[Data records]
»»
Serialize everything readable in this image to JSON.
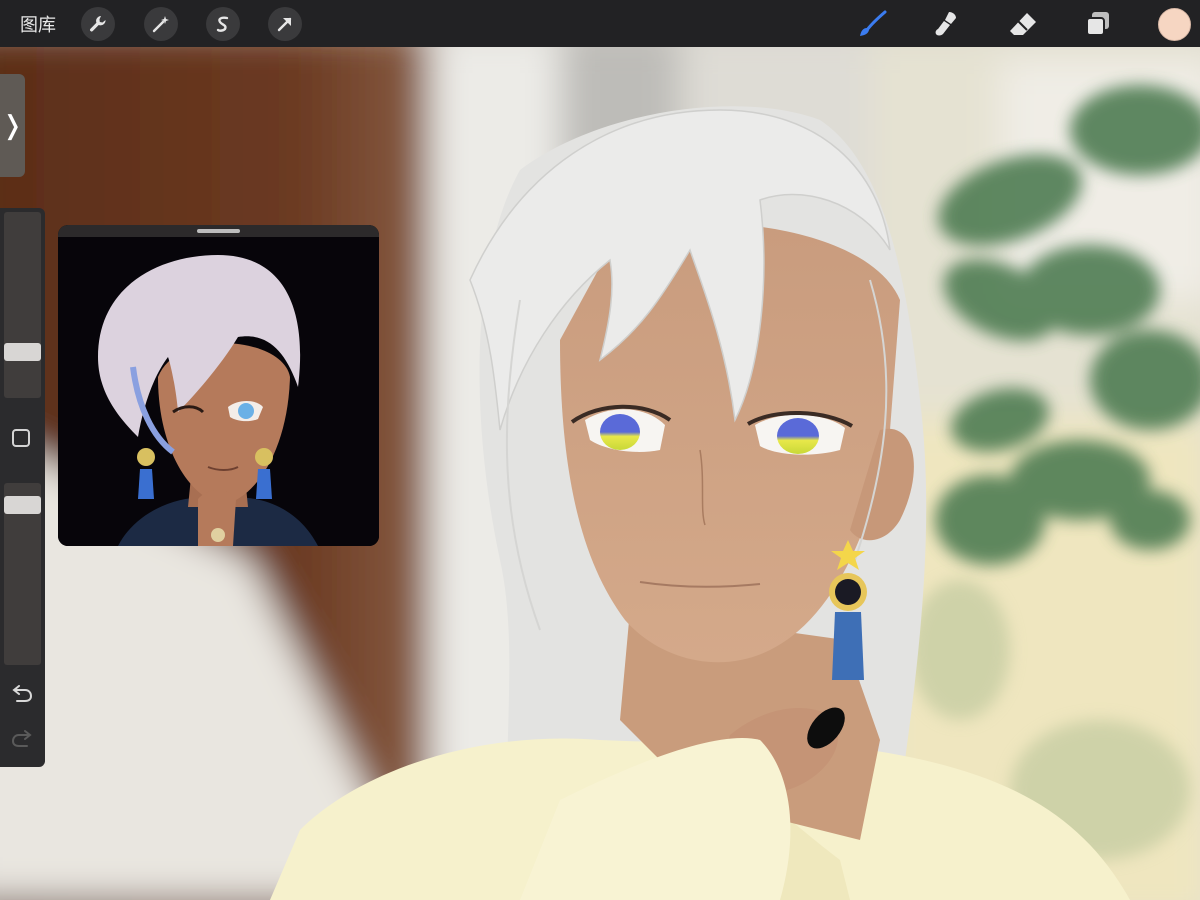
{
  "toolbar": {
    "gallery_label": "图库",
    "left_tools": [
      "wrench-icon",
      "magic-wand-icon",
      "selection-icon",
      "transform-arrow-icon"
    ],
    "right_tools": [
      "brush-icon",
      "smudge-icon",
      "eraser-icon",
      "layers-icon"
    ],
    "active_tool": "brush-icon",
    "active_color": "#f6d6c2"
  },
  "sidebar": {
    "collapse_glyph": "❭",
    "brush_size_level": 0.22,
    "opacity_level": 0.92
  },
  "colors": {
    "accent_blue": "#3b7cf0",
    "toolbar_bg": "#222224"
  }
}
««
### What you should do:
Check each line above for "icon" and return the ones that have it.

### Result of this exercise:
      "wrench-icon",
      "magic-wand-icon",
      "selection-icon",
      "transform-arrow-icon"
      "brush-icon",
      "smudge-icon",
      "eraser-icon",
      "layers-icon"
    "active_tool": "brush-icon",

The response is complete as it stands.